● **Task brief**
Leaving out all images, write out the records that follow exactly.

● **Information provided**
BEGIN
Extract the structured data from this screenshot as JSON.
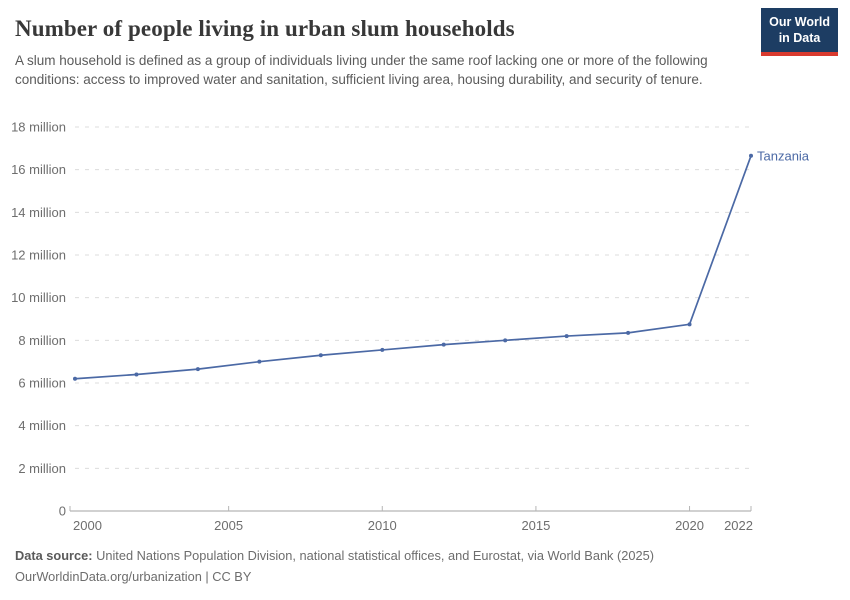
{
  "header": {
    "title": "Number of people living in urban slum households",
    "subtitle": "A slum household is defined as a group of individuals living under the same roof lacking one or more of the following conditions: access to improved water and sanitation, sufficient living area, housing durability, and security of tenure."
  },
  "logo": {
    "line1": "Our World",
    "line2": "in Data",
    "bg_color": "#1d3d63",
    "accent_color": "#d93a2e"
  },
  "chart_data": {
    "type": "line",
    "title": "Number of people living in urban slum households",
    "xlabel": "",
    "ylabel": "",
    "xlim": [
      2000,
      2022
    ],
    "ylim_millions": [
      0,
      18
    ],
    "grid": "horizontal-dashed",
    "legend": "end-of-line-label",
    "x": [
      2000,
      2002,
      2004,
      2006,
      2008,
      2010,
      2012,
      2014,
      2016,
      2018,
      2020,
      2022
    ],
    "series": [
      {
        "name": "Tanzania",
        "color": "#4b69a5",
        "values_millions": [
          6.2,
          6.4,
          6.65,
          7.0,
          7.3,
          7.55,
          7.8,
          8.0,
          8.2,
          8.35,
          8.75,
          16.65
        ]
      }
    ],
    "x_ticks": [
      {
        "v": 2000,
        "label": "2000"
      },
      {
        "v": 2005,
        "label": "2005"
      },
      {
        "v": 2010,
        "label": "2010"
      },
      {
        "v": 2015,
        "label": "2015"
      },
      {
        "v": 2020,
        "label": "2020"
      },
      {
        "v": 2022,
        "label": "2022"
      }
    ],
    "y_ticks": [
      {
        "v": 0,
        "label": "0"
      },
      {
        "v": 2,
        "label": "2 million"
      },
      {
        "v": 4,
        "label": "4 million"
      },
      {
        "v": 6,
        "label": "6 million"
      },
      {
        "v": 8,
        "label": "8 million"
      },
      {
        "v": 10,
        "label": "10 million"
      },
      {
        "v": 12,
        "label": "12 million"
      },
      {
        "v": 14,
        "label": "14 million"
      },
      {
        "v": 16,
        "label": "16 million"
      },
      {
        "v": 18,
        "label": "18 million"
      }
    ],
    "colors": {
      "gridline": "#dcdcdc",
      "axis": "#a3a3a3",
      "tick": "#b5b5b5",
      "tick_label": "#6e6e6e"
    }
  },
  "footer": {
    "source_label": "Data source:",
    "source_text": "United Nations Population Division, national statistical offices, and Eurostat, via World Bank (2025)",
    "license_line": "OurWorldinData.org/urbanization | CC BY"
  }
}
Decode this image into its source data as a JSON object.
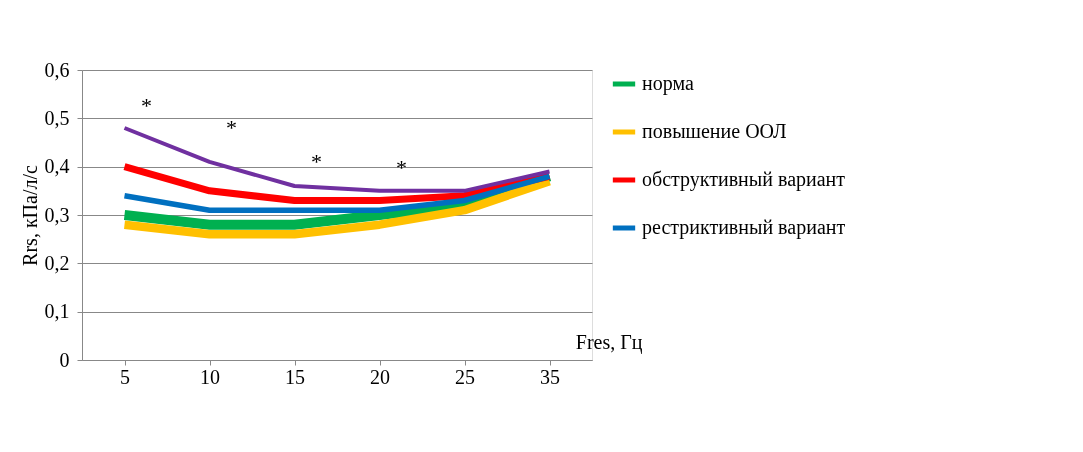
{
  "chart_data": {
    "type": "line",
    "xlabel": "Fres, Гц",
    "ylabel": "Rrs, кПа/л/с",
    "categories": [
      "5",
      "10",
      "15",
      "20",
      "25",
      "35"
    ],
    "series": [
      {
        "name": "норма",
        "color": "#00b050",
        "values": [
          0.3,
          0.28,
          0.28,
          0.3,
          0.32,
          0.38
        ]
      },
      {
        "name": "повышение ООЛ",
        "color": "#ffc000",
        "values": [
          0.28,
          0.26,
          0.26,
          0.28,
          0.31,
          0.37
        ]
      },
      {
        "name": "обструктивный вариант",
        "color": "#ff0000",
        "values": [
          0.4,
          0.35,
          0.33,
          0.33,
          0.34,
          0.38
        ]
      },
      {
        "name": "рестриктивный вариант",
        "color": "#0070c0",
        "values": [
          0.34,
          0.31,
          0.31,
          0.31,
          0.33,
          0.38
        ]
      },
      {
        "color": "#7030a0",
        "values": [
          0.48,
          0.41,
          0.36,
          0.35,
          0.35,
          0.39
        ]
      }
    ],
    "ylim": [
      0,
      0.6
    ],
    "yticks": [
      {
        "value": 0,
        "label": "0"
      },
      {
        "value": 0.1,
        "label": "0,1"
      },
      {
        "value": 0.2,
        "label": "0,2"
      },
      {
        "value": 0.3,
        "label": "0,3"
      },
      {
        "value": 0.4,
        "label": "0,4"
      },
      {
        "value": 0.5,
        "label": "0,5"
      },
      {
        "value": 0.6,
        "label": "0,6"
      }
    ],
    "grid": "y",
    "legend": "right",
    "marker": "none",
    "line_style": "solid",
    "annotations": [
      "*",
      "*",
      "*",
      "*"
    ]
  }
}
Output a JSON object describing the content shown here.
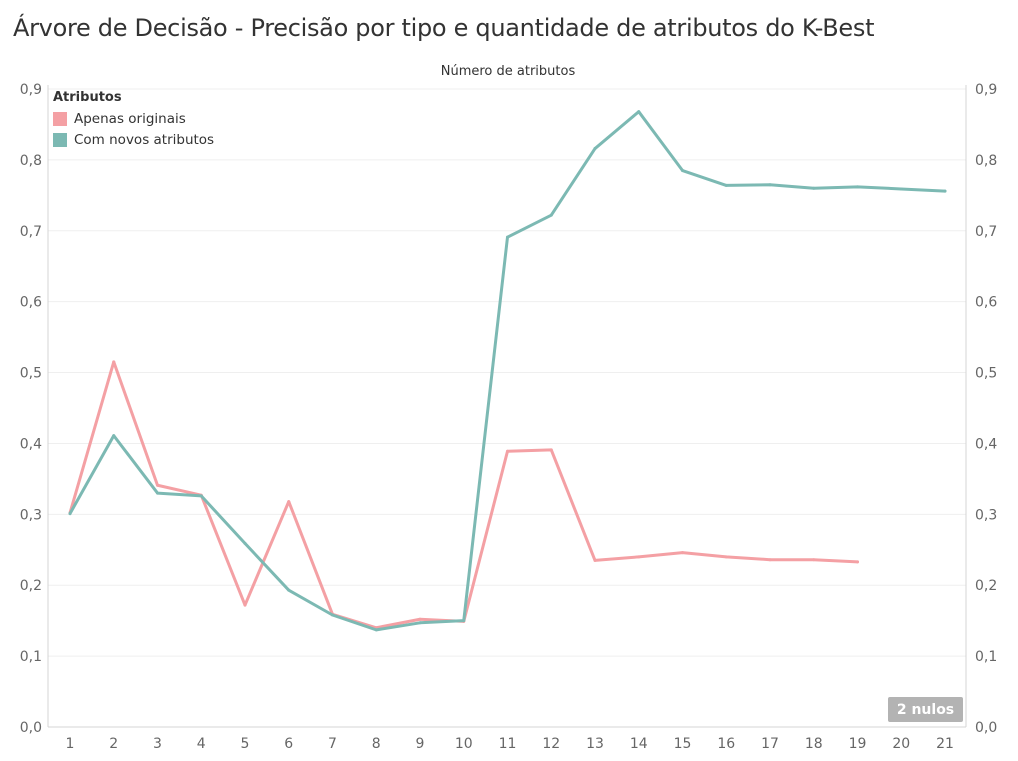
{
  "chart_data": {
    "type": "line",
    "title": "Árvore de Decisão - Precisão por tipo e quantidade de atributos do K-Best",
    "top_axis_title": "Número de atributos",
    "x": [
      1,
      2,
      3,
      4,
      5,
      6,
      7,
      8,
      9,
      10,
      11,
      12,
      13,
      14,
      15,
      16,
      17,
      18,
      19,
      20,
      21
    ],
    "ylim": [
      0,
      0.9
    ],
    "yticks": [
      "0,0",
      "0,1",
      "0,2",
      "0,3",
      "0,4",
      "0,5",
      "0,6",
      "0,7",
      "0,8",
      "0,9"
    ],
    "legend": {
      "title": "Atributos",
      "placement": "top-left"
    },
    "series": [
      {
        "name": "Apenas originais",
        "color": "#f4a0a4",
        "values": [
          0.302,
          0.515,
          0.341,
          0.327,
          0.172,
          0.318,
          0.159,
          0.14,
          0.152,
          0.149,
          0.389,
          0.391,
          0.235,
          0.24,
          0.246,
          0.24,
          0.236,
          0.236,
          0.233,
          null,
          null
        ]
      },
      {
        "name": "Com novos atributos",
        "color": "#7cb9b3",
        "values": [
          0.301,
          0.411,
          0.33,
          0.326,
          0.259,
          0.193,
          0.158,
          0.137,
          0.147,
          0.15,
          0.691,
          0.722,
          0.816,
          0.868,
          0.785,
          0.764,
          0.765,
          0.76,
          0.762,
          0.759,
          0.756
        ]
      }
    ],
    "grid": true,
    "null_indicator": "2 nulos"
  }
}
END
● **Result below**
Extract the structured data from this screenshot as JSON.
{
  "header": {
    "title": "Number of people living in urban slum households",
    "subtitle": "A slum household is defined as a group of individuals living under the same roof lacking one or more of the following conditions: access to improved water and sanitation, sufficient living area, housing durability, and security of tenure."
  },
  "logo": {
    "line1": "Our World",
    "line2": "in Data",
    "bg_color": "#1d3d63",
    "accent_color": "#d93a2e"
  },
  "chart_data": {
    "type": "line",
    "title": "Number of people living in urban slum households",
    "xlabel": "",
    "ylabel": "",
    "xlim": [
      2000,
      2022
    ],
    "ylim_millions": [
      0,
      18
    ],
    "grid": "horizontal-dashed",
    "legend": "end-of-line-label",
    "x": [
      2000,
      2002,
      2004,
      2006,
      2008,
      2010,
      2012,
      2014,
      2016,
      2018,
      2020,
      2022
    ],
    "series": [
      {
        "name": "Tanzania",
        "color": "#4b69a5",
        "values_millions": [
          6.2,
          6.4,
          6.65,
          7.0,
          7.3,
          7.55,
          7.8,
          8.0,
          8.2,
          8.35,
          8.75,
          16.65
        ]
      }
    ],
    "x_ticks": [
      {
        "v": 2000,
        "label": "2000"
      },
      {
        "v": 2005,
        "label": "2005"
      },
      {
        "v": 2010,
        "label": "2010"
      },
      {
        "v": 2015,
        "label": "2015"
      },
      {
        "v": 2020,
        "label": "2020"
      },
      {
        "v": 2022,
        "label": "2022"
      }
    ],
    "y_ticks": [
      {
        "v": 0,
        "label": "0"
      },
      {
        "v": 2,
        "label": "2 million"
      },
      {
        "v": 4,
        "label": "4 million"
      },
      {
        "v": 6,
        "label": "6 million"
      },
      {
        "v": 8,
        "label": "8 million"
      },
      {
        "v": 10,
        "label": "10 million"
      },
      {
        "v": 12,
        "label": "12 million"
      },
      {
        "v": 14,
        "label": "14 million"
      },
      {
        "v": 16,
        "label": "16 million"
      },
      {
        "v": 18,
        "label": "18 million"
      }
    ],
    "colors": {
      "gridline": "#dcdcdc",
      "axis": "#a3a3a3",
      "tick": "#b5b5b5",
      "tick_label": "#6e6e6e"
    }
  },
  "footer": {
    "source_label": "Data source:",
    "source_text": "United Nations Population Division, national statistical offices, and Eurostat, via World Bank (2025)",
    "license_line": "OurWorldinData.org/urbanization | CC BY"
  }
}
Decode this image into its source data as a JSON object.
{
  "chart_data": {
    "type": "line",
    "xlabel": "Fres, Гц",
    "ylabel": "Rrs, кПа/л/с",
    "categories": [
      "5",
      "10",
      "15",
      "20",
      "25",
      "35"
    ],
    "series": [
      {
        "name": "норма",
        "color": "#00b050",
        "values": [
          0.3,
          0.28,
          0.28,
          0.3,
          0.32,
          0.38
        ]
      },
      {
        "name": "повышение ООЛ",
        "color": "#ffc000",
        "values": [
          0.28,
          0.26,
          0.26,
          0.28,
          0.31,
          0.37
        ]
      },
      {
        "name": "обструктивный вариант",
        "color": "#ff0000",
        "values": [
          0.4,
          0.35,
          0.33,
          0.33,
          0.34,
          0.38
        ]
      },
      {
        "name": "рестриктивный вариант",
        "color": "#0070c0",
        "values": [
          0.34,
          0.31,
          0.31,
          0.31,
          0.33,
          0.38
        ]
      },
      {
        "color": "#7030a0",
        "values": [
          0.48,
          0.41,
          0.36,
          0.35,
          0.35,
          0.39
        ]
      }
    ],
    "ylim": [
      0,
      0.6
    ],
    "yticks": [
      {
        "value": 0,
        "label": "0"
      },
      {
        "value": 0.1,
        "label": "0,1"
      },
      {
        "value": 0.2,
        "label": "0,2"
      },
      {
        "value": 0.3,
        "label": "0,3"
      },
      {
        "value": 0.4,
        "label": "0,4"
      },
      {
        "value": 0.5,
        "label": "0,5"
      },
      {
        "value": 0.6,
        "label": "0,6"
      }
    ],
    "grid": "y",
    "legend": "right",
    "marker": "none",
    "line_style": "solid",
    "annotations": [
      "*",
      "*",
      "*",
      "*"
    ]
  }
}
Output a JSON object describing the content shown here.
{
  "chart_data": {
    "type": "line",
    "title": "Árvore de Decisão - Precisão por tipo e quantidade de atributos do K-Best",
    "top_axis_title": "Número de atributos",
    "x": [
      1,
      2,
      3,
      4,
      5,
      6,
      7,
      8,
      9,
      10,
      11,
      12,
      13,
      14,
      15,
      16,
      17,
      18,
      19,
      20,
      21
    ],
    "ylim": [
      0,
      0.9
    ],
    "yticks": [
      "0,0",
      "0,1",
      "0,2",
      "0,3",
      "0,4",
      "0,5",
      "0,6",
      "0,7",
      "0,8",
      "0,9"
    ],
    "legend": {
      "title": "Atributos",
      "placement": "top-left"
    },
    "series": [
      {
        "name": "Apenas originais",
        "color": "#f4a0a4",
        "values": [
          0.302,
          0.515,
          0.341,
          0.327,
          0.172,
          0.318,
          0.159,
          0.14,
          0.152,
          0.149,
          0.389,
          0.391,
          0.235,
          0.24,
          0.246,
          0.24,
          0.236,
          0.236,
          0.233,
          null,
          null
        ]
      },
      {
        "name": "Com novos atributos",
        "color": "#7cb9b3",
        "values": [
          0.301,
          0.411,
          0.33,
          0.326,
          0.259,
          0.193,
          0.158,
          0.137,
          0.147,
          0.15,
          0.691,
          0.722,
          0.816,
          0.868,
          0.785,
          0.764,
          0.765,
          0.76,
          0.762,
          0.759,
          0.756
        ]
      }
    ],
    "grid": true,
    "null_indicator": "2 nulos"
  }
}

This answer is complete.